* Begin Dataset rows *
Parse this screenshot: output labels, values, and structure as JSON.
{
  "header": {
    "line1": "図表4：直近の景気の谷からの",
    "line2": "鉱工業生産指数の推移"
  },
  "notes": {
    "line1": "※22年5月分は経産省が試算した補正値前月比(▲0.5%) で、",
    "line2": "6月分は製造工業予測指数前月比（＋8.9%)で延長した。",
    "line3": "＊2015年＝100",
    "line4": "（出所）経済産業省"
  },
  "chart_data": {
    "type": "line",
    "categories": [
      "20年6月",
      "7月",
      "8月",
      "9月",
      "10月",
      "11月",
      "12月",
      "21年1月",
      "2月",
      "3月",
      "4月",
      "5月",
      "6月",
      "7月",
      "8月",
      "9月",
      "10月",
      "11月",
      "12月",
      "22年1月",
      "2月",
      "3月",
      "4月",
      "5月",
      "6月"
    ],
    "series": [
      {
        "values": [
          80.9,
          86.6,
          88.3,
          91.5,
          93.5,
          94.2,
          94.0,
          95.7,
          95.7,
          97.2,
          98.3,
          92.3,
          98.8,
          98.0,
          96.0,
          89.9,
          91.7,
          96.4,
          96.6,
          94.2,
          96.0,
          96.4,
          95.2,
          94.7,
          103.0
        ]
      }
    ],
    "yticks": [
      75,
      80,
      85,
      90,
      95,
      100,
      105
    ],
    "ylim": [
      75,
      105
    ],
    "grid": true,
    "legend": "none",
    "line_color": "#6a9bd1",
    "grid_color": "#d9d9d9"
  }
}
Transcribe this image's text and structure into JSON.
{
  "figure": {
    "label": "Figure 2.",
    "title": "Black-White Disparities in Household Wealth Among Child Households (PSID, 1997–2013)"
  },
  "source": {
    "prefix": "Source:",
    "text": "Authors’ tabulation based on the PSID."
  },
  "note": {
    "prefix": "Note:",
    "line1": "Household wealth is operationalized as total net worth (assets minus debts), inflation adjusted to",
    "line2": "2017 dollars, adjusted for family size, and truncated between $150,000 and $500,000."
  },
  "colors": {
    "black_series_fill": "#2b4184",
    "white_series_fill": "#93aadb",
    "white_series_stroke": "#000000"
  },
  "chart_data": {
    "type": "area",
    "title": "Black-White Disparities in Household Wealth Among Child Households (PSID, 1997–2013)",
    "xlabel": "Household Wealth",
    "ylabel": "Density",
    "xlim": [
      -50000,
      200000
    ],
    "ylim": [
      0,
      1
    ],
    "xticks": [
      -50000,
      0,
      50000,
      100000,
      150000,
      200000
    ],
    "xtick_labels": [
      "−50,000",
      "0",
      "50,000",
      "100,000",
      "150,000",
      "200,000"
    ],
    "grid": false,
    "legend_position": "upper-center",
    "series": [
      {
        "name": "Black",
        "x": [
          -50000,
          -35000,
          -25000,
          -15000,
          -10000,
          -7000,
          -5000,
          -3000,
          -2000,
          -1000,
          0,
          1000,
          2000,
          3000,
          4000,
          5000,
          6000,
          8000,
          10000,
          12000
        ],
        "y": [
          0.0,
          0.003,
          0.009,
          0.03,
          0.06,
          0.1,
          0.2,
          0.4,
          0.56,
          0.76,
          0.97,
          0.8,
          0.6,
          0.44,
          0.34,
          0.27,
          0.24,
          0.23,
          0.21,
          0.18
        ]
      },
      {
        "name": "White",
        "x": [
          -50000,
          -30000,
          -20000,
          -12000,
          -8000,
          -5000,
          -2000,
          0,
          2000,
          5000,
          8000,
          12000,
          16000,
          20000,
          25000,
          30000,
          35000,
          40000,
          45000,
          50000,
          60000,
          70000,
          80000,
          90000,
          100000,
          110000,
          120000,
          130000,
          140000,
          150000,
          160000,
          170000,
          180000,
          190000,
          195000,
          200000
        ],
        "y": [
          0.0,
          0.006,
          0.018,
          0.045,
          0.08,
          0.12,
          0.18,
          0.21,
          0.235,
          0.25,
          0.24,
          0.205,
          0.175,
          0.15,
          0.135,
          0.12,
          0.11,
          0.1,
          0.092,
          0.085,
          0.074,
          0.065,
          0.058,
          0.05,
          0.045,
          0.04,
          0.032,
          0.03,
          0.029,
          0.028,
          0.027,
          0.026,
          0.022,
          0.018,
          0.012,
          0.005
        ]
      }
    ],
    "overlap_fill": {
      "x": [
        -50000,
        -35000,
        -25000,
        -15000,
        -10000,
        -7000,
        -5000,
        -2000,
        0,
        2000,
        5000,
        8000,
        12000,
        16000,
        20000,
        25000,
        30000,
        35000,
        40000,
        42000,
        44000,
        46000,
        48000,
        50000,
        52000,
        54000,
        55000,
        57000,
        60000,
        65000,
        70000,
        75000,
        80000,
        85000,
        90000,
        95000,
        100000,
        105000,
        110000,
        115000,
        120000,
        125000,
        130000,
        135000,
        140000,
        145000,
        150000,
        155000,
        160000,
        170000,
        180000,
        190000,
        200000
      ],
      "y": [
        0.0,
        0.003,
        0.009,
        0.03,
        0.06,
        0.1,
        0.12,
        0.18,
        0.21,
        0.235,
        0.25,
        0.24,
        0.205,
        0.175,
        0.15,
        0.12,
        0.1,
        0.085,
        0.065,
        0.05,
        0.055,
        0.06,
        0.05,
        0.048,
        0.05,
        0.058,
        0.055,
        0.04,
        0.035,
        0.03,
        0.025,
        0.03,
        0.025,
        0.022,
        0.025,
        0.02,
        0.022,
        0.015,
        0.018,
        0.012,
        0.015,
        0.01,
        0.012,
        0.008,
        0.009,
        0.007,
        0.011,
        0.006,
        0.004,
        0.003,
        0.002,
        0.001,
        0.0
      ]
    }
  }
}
* End Dataset rows *
## Exercise
The listing above should be transcribed in full, exactly as written.

## Solution
Parse this screenshot: output labels, values, and structure as JSON.
{
  "header": {
    "line1": "図表4：直近の景気の谷からの",
    "line2": "鉱工業生産指数の推移"
  },
  "notes": {
    "line1": "※22年5月分は経産省が試算した補正値前月比(▲0.5%) で、",
    "line2": "6月分は製造工業予測指数前月比（＋8.9%)で延長した。",
    "line3": "＊2015年＝100",
    "line4": "（出所）経済産業省"
  },
  "chart_data": {
    "type": "line",
    "categories": [
      "20年6月",
      "7月",
      "8月",
      "9月",
      "10月",
      "11月",
      "12月",
      "21年1月",
      "2月",
      "3月",
      "4月",
      "5月",
      "6月",
      "7月",
      "8月",
      "9月",
      "10月",
      "11月",
      "12月",
      "22年1月",
      "2月",
      "3月",
      "4月",
      "5月",
      "6月"
    ],
    "series": [
      {
        "values": [
          80.9,
          86.6,
          88.3,
          91.5,
          93.5,
          94.2,
          94.0,
          95.7,
          95.7,
          97.2,
          98.3,
          92.3,
          98.8,
          98.0,
          96.0,
          89.9,
          91.7,
          96.4,
          96.6,
          94.2,
          96.0,
          96.4,
          95.2,
          94.7,
          103.0
        ]
      }
    ],
    "yticks": [
      75,
      80,
      85,
      90,
      95,
      100,
      105
    ],
    "ylim": [
      75,
      105
    ],
    "grid": true,
    "legend": "none",
    "line_color": "#6a9bd1",
    "grid_color": "#d9d9d9"
  }
}
Transcribe this image's text and structure into JSON.
{
  "figure": {
    "label": "Figure 2.",
    "title": "Black-White Disparities in Household Wealth Among Child Households (PSID, 1997–2013)"
  },
  "source": {
    "prefix": "Source:",
    "text": "Authors’ tabulation based on the PSID."
  },
  "note": {
    "prefix": "Note:",
    "line1": "Household wealth is operationalized as total net worth (assets minus debts), inflation adjusted to",
    "line2": "2017 dollars, adjusted for family size, and truncated between $150,000 and $500,000."
  },
  "colors": {
    "black_series_fill": "#2b4184",
    "white_series_fill": "#93aadb",
    "white_series_stroke": "#000000"
  },
  "chart_data": {
    "type": "area",
    "title": "Black-White Disparities in Household Wealth Among Child Households (PSID, 1997–2013)",
    "xlabel": "Household Wealth",
    "ylabel": "Density",
    "xlim": [
      -50000,
      200000
    ],
    "ylim": [
      0,
      1
    ],
    "xticks": [
      -50000,
      0,
      50000,
      100000,
      150000,
      200000
    ],
    "xtick_labels": [
      "−50,000",
      "0",
      "50,000",
      "100,000",
      "150,000",
      "200,000"
    ],
    "grid": false,
    "legend_position": "upper-center",
    "series": [
      {
        "name": "Black",
        "x": [
          -50000,
          -35000,
          -25000,
          -15000,
          -10000,
          -7000,
          -5000,
          -3000,
          -2000,
          -1000,
          0,
          1000,
          2000,
          3000,
          4000,
          5000,
          6000,
          8000,
          10000,
          12000
        ],
        "y": [
          0.0,
          0.003,
          0.009,
          0.03,
          0.06,
          0.1,
          0.2,
          0.4,
          0.56,
          0.76,
          0.97,
          0.8,
          0.6,
          0.44,
          0.34,
          0.27,
          0.24,
          0.23,
          0.21,
          0.18
        ]
      },
      {
        "name": "White",
        "x": [
          -50000,
          -30000,
          -20000,
          -12000,
          -8000,
          -5000,
          -2000,
          0,
          2000,
          5000,
          8000,
          12000,
          16000,
          20000,
          25000,
          30000,
          35000,
          40000,
          45000,
          50000,
          60000,
          70000,
          80000,
          90000,
          100000,
          110000,
          120000,
          130000,
          140000,
          150000,
          160000,
          170000,
          180000,
          190000,
          195000,
          200000
        ],
        "y": [
          0.0,
          0.006,
          0.018,
          0.045,
          0.08,
          0.12,
          0.18,
          0.21,
          0.235,
          0.25,
          0.24,
          0.205,
          0.175,
          0.15,
          0.135,
          0.12,
          0.11,
          0.1,
          0.092,
          0.085,
          0.074,
          0.065,
          0.058,
          0.05,
          0.045,
          0.04,
          0.032,
          0.03,
          0.029,
          0.028,
          0.027,
          0.026,
          0.022,
          0.018,
          0.012,
          0.005
        ]
      }
    ],
    "overlap_fill": {
      "x": [
        -50000,
        -35000,
        -25000,
        -15000,
        -10000,
        -7000,
        -5000,
        -2000,
        0,
        2000,
        5000,
        8000,
        12000,
        16000,
        20000,
        25000,
        30000,
        35000,
        40000,
        42000,
        44000,
        46000,
        48000,
        50000,
        52000,
        54000,
        55000,
        57000,
        60000,
        65000,
        70000,
        75000,
        80000,
        85000,
        90000,
        95000,
        100000,
        105000,
        110000,
        115000,
        120000,
        125000,
        130000,
        135000,
        140000,
        145000,
        150000,
        155000,
        160000,
        170000,
        180000,
        190000,
        200000
      ],
      "y": [
        0.0,
        0.003,
        0.009,
        0.03,
        0.06,
        0.1,
        0.12,
        0.18,
        0.21,
        0.235,
        0.25,
        0.24,
        0.205,
        0.175,
        0.15,
        0.12,
        0.1,
        0.085,
        0.065,
        0.05,
        0.055,
        0.06,
        0.05,
        0.048,
        0.05,
        0.058,
        0.055,
        0.04,
        0.035,
        0.03,
        0.025,
        0.03,
        0.025,
        0.022,
        0.025,
        0.02,
        0.022,
        0.015,
        0.018,
        0.012,
        0.015,
        0.01,
        0.012,
        0.008,
        0.009,
        0.007,
        0.011,
        0.006,
        0.004,
        0.003,
        0.002,
        0.001,
        0.0
      ]
    }
  }
}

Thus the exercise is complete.